## Begin Given data

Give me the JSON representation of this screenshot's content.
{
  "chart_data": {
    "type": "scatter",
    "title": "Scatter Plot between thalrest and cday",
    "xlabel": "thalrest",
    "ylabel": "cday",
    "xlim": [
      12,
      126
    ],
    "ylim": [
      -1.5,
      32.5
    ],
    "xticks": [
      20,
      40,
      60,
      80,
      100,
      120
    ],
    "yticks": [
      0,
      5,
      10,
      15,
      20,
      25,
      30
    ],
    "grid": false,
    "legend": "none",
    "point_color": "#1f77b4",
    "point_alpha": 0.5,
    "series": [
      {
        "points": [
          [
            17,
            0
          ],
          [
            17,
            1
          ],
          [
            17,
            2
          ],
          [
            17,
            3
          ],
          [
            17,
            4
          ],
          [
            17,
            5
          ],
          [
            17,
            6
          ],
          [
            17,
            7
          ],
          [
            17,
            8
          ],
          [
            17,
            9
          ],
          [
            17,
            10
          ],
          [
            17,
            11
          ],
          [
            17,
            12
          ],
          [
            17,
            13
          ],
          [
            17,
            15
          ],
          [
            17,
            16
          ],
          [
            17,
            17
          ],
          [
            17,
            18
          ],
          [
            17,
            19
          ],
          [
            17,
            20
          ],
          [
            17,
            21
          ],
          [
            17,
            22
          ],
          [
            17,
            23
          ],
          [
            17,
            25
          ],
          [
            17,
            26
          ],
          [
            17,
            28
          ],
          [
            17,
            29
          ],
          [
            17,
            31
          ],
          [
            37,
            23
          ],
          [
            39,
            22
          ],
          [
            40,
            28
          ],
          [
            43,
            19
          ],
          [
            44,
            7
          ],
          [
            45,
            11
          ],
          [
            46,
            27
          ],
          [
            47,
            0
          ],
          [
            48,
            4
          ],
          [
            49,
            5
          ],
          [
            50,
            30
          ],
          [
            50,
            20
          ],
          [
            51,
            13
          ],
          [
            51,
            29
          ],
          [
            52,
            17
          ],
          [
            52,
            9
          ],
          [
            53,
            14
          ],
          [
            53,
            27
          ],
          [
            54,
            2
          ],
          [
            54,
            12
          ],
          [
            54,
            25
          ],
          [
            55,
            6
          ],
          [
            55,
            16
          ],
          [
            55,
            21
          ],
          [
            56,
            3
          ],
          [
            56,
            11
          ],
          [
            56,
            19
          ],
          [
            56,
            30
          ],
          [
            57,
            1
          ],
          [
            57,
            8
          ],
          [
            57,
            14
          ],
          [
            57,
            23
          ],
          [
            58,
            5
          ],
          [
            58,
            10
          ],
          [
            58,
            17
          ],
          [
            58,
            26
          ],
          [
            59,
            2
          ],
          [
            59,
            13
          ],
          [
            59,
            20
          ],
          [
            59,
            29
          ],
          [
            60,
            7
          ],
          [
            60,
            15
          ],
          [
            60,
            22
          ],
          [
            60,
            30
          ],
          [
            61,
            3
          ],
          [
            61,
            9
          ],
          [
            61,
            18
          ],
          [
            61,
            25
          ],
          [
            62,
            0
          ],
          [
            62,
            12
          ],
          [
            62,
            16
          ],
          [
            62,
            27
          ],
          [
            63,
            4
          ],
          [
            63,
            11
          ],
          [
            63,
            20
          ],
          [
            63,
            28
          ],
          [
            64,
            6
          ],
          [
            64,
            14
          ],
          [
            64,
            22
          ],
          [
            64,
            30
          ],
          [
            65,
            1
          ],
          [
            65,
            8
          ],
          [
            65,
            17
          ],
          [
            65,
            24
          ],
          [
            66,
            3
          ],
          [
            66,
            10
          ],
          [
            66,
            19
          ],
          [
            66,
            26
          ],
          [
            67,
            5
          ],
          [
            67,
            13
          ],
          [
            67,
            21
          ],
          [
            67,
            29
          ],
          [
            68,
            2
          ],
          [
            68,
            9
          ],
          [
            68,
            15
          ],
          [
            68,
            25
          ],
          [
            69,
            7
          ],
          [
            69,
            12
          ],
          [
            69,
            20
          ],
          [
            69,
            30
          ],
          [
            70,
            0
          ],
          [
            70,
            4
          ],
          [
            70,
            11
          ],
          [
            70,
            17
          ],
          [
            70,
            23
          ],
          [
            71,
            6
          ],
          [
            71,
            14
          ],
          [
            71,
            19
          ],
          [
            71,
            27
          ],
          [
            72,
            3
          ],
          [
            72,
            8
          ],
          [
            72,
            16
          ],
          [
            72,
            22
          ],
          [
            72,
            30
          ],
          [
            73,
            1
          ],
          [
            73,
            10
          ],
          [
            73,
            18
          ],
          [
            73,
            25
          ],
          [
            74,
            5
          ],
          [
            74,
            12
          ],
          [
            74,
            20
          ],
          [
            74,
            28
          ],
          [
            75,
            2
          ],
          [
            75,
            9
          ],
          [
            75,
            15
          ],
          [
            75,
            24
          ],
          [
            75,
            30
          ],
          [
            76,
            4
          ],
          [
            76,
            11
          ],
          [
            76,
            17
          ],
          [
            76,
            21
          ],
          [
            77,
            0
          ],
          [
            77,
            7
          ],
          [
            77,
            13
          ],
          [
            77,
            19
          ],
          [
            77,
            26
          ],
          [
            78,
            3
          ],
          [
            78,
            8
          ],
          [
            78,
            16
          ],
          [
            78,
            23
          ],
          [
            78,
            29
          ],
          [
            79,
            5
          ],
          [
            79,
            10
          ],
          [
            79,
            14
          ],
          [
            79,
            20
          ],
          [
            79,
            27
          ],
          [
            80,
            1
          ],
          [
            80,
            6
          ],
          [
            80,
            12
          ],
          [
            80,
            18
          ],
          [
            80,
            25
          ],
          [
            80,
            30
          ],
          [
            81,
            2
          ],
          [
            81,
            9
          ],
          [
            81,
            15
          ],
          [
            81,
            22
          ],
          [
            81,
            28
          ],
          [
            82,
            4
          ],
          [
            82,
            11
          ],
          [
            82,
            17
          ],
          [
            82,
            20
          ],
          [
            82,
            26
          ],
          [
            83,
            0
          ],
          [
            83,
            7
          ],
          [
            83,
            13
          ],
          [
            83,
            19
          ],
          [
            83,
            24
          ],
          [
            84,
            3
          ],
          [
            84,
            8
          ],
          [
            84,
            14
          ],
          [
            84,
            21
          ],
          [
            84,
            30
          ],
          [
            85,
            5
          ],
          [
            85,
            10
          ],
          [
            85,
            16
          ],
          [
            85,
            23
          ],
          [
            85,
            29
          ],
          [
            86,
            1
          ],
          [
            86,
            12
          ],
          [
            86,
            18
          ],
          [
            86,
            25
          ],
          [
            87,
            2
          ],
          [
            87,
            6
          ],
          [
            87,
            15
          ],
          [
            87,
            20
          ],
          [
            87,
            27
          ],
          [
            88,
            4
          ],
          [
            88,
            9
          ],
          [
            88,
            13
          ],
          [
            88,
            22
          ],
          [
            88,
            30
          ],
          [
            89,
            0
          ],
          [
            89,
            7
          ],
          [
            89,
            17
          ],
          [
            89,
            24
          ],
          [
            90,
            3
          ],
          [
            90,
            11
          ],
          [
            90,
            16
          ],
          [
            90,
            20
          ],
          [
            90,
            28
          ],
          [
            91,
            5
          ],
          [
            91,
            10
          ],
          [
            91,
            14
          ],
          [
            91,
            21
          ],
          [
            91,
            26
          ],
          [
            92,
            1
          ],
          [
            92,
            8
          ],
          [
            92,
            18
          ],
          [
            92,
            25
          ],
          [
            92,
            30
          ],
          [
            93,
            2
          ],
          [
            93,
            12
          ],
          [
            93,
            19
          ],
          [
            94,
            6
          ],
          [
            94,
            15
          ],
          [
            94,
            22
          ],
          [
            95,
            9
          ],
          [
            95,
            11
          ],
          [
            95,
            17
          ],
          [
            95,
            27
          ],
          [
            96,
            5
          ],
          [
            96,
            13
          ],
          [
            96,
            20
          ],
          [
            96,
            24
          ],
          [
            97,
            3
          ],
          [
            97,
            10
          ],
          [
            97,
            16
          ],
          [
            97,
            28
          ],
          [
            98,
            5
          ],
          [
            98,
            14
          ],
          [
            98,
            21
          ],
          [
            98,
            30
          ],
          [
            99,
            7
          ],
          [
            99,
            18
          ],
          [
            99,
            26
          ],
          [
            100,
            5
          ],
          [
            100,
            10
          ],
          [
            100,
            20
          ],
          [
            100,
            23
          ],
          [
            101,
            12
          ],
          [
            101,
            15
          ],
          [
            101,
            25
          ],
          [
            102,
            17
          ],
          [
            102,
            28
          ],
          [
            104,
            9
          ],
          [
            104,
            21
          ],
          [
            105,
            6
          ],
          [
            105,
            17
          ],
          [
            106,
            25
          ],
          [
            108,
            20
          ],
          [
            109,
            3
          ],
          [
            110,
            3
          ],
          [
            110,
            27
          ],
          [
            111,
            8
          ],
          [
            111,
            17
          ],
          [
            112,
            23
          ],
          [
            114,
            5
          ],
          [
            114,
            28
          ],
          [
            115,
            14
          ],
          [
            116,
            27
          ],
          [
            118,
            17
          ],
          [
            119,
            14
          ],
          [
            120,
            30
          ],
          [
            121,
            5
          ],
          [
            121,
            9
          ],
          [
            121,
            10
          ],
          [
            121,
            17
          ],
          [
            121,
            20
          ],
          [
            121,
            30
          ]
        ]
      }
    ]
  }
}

## End Given data

Copy each line of the records above that carries the word "thalrest".

    "title": "Scatter Plot between thalrest and cday",
    "xlabel": "thalrest",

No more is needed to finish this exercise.